§ **INSTRUCTION**: Report all lines from the entries below in which "icon" appears.

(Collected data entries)
======
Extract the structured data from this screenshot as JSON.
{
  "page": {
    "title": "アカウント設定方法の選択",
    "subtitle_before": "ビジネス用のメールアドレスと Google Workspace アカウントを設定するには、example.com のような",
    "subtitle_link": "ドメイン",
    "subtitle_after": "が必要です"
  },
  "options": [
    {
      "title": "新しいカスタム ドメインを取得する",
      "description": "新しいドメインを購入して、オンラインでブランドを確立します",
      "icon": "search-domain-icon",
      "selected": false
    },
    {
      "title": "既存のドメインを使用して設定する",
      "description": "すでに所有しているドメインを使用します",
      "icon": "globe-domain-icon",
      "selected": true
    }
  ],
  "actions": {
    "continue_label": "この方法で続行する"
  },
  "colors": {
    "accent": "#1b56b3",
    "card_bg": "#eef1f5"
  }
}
======
§ **FINAL RESULT**:
      "icon": "search-domain-icon",
      "icon": "globe-domain-icon",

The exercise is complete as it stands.